Task goal
State how many lines of the records contain the string "color", and give no other information.

Raw data
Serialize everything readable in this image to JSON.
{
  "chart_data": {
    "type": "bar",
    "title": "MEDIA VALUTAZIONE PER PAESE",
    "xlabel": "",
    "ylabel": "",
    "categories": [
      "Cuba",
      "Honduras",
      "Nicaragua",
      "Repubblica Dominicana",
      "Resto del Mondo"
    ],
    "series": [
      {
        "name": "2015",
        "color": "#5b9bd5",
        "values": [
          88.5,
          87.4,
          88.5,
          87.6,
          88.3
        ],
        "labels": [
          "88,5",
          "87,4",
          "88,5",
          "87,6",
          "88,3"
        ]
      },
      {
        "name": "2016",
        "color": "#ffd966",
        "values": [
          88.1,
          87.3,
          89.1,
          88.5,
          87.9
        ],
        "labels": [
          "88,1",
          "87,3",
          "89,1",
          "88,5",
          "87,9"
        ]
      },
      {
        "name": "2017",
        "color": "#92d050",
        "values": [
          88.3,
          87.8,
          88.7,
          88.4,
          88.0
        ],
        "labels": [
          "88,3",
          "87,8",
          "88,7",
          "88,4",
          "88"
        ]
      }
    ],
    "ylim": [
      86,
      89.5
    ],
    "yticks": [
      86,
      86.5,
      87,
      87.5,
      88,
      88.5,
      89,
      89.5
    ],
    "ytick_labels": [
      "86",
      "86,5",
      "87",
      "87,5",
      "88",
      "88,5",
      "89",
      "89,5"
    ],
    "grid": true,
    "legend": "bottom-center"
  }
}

Exercise output
3